EXERCISE INSTRUCTIONS ::
Single out each line with the word "Commercial" and copy it.

──────────

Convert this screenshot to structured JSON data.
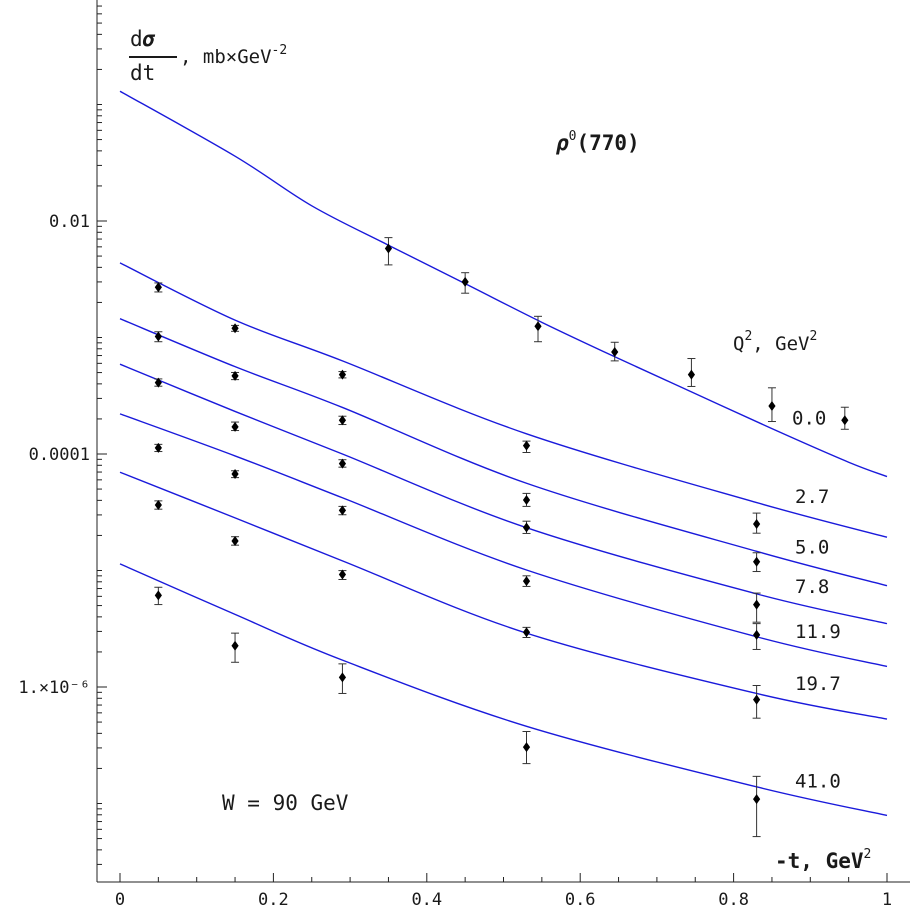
{
  "chart_data": {
    "type": "scatter",
    "title": "",
    "subtitle": "",
    "yscale": "log",
    "xlim": [
      0,
      1
    ],
    "ylim": [
      2.5e-08,
      1.0
    ],
    "x_ticks": [
      0,
      0.2,
      0.4,
      0.6,
      0.8,
      1
    ],
    "x_tick_labels": [
      "0",
      "0.2",
      "0.4",
      "0.6",
      "0.8",
      "1"
    ],
    "y_ticks": [
      0.01,
      0.0001,
      1e-06
    ],
    "y_tick_labels": [
      "0.01",
      "0.0001",
      "1.×10⁻⁶"
    ],
    "grid": false,
    "legend_title": {
      "main": "Q",
      "sup": "2",
      "rest": ", GeV",
      "sup2": "2"
    },
    "ylabel": {
      "num_d": "d",
      "num_sym": "σ",
      "den": "dt",
      "units": ", mb×GeV",
      "units_sup": "-2"
    },
    "xlabel": {
      "main": "-t, GeV",
      "sup": "2"
    },
    "particle_label": {
      "sym": "ρ",
      "sup": "0",
      "rest": "(770)"
    },
    "energy_label": "W = 90 GeV",
    "curve_color": "#1a1adb",
    "point_color": "#000000",
    "series": [
      {
        "name": "0.0",
        "curve": {
          "x": [
            0,
            0.15,
            0.25,
            0.35,
            0.45,
            0.55,
            0.65,
            0.75,
            0.85,
            0.95,
            1.0
          ],
          "y": [
            0.13,
            0.036,
            0.0135,
            0.0062,
            0.0029,
            0.00135,
            0.00066,
            0.00033,
            0.000165,
            8.5e-05,
            6.4e-05
          ]
        },
        "points": {
          "x": [
            0.35,
            0.45,
            0.545,
            0.645,
            0.745,
            0.85,
            0.945
          ],
          "y": [
            0.0058,
            0.003,
            0.00125,
            0.00075,
            0.00048,
            0.000258,
            0.000195
          ],
          "err_lo": [
            0.0042,
            0.0024,
            0.00092,
            0.00063,
            0.00038,
            0.00019,
            0.000163
          ],
          "err_hi": [
            0.0072,
            0.0036,
            0.00152,
            0.00091,
            0.00066,
            0.00037,
            0.000252
          ]
        }
      },
      {
        "name": "2.7",
        "curve": {
          "x": [
            0,
            0.15,
            0.29,
            0.53,
            0.83,
            1.0
          ],
          "y": [
            0.00437,
            0.00141,
            0.00063,
            0.000149,
            3.83e-05,
            1.93e-05
          ]
        },
        "points": {
          "x": [
            0.05,
            0.15,
            0.29,
            0.53,
            0.83
          ],
          "y": [
            0.0027,
            0.0012,
            0.00048,
            0.000118,
            2.51e-05
          ],
          "err_lo": [
            0.00246,
            0.00113,
            0.00045,
            0.000103,
            2.09e-05
          ],
          "err_hi": [
            0.00294,
            0.00127,
            0.00051,
            0.000129,
            3.11e-05
          ]
        }
      },
      {
        "name": "5.0",
        "curve": {
          "x": [
            0,
            0.15,
            0.29,
            0.53,
            0.83,
            1.0
          ],
          "y": [
            0.00145,
            0.000562,
            0.000251,
            5.61e-05,
            1.46e-05,
            7.4e-06
          ]
        },
        "points": {
          "x": [
            0.05,
            0.15,
            0.29,
            0.53,
            0.83
          ],
          "y": [
            0.00102,
            0.000468,
            0.000195,
            4.03e-05,
            1.19e-05
          ],
          "err_lo": [
            0.00092,
            0.000435,
            0.000179,
            3.55e-05,
            9.8e-06
          ],
          "err_hi": [
            0.00112,
            0.000501,
            0.000211,
            4.59e-05,
            1.42e-05
          ]
        }
      },
      {
        "name": "7.8",
        "curve": {
          "x": [
            0,
            0.15,
            0.29,
            0.53,
            0.83,
            1.0
          ],
          "y": [
            0.00059,
            0.000232,
            0.0001,
            2.33e-05,
            6.3e-06,
            3.5e-06
          ]
        },
        "points": {
          "x": [
            0.05,
            0.15,
            0.29,
            0.53,
            0.83
          ],
          "y": [
            0.00041,
            0.000171,
            8.27e-05,
            2.34e-05,
            5.1e-06
          ],
          "err_lo": [
            0.000382,
            0.000159,
            7.71e-05,
            2.08e-05,
            3.6e-06
          ],
          "err_hi": [
            0.000441,
            0.000188,
            8.93e-05,
            2.65e-05,
            6.4e-06
          ]
        }
      },
      {
        "name": "11.9",
        "curve": {
          "x": [
            0,
            0.15,
            0.29,
            0.53,
            0.83,
            1.0
          ],
          "y": [
            0.000221,
            9.63e-05,
            4.21e-05,
            1.01e-05,
            2.7e-06,
            1.5e-06
          ]
        },
        "points": {
          "x": [
            0.05,
            0.15,
            0.29,
            0.53,
            0.83
          ],
          "y": [
            0.000113,
            6.74e-05,
            3.28e-05,
            8.1e-06,
            2.8e-06
          ],
          "err_lo": [
            0.000105,
            6.27e-05,
            3.01e-05,
            7.3e-06,
            2.1e-06
          ],
          "err_hi": [
            0.000121,
            7.18e-05,
            3.55e-05,
            9e-06,
            3.5e-06
          ]
        }
      },
      {
        "name": "19.7",
        "curve": {
          "x": [
            0,
            0.15,
            0.29,
            0.53,
            0.83,
            1.0
          ],
          "y": [
            6.97e-05,
            2.83e-05,
            1.21e-05,
            2.9e-06,
            8.8e-07,
            5.3e-07
          ]
        },
        "points": {
          "x": [
            0.05,
            0.15,
            0.29,
            0.53,
            0.83
          ],
          "y": [
            3.65e-05,
            1.79e-05,
            9.24e-06,
            2.95e-06,
            7.8e-07
          ],
          "err_lo": [
            3.36e-05,
            1.65e-05,
            8.37e-06,
            2.66e-06,
            5.4e-07
          ],
          "err_hi": [
            3.96e-05,
            1.95e-05,
            9.98e-06,
            3.25e-06,
            1.03e-06
          ]
        }
      },
      {
        "name": "41.0",
        "curve": {
          "x": [
            0,
            0.15,
            0.29,
            0.53,
            0.83,
            1.0
          ],
          "y": [
            1.14e-05,
            4.2e-06,
            1.7e-06,
            4.6e-07,
            1.39e-07,
            7.9e-08
          ]
        },
        "points": {
          "x": [
            0.05,
            0.15,
            0.29,
            0.53,
            0.83
          ],
          "y": [
            6.12e-06,
            2.26e-06,
            1.21e-06,
            3.05e-07,
            1.09e-07
          ],
          "err_lo": [
            5.1e-06,
            1.63e-06,
            8.8e-07,
            2.2e-07,
            5.2e-08
          ],
          "err_hi": [
            7.18e-06,
            2.9e-06,
            1.58e-06,
            4.15e-07,
            1.71e-07
          ]
        }
      }
    ]
  }
}
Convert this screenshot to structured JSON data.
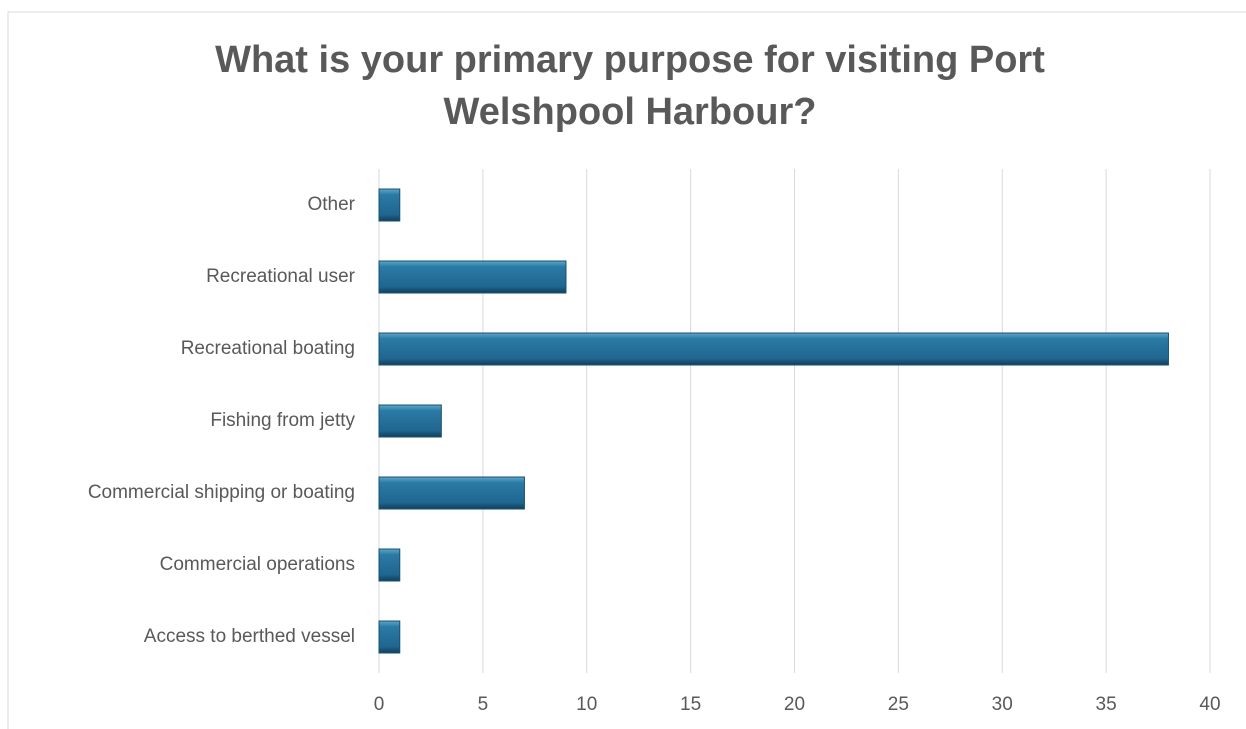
{
  "chart_data": {
    "type": "barh",
    "title": "What is your primary purpose for visiting Port Welshpool Harbour?",
    "categories": [
      "Other",
      "Recreational user",
      "Recreational boating",
      "Fishing from jetty",
      "Commercial shipping or boating",
      "Commercial operations",
      "Access to berthed vessel"
    ],
    "values": [
      1,
      9,
      38,
      3,
      7,
      1,
      1
    ],
    "color": "#21678f",
    "xlim": [
      0,
      40
    ],
    "xticks": [
      0,
      5,
      10,
      15,
      20,
      25,
      30,
      35,
      40
    ],
    "grid": true
  }
}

──────────

WRITTEN SOLUTION ::
      "Commercial shipping or boating",
      "Commercial operations",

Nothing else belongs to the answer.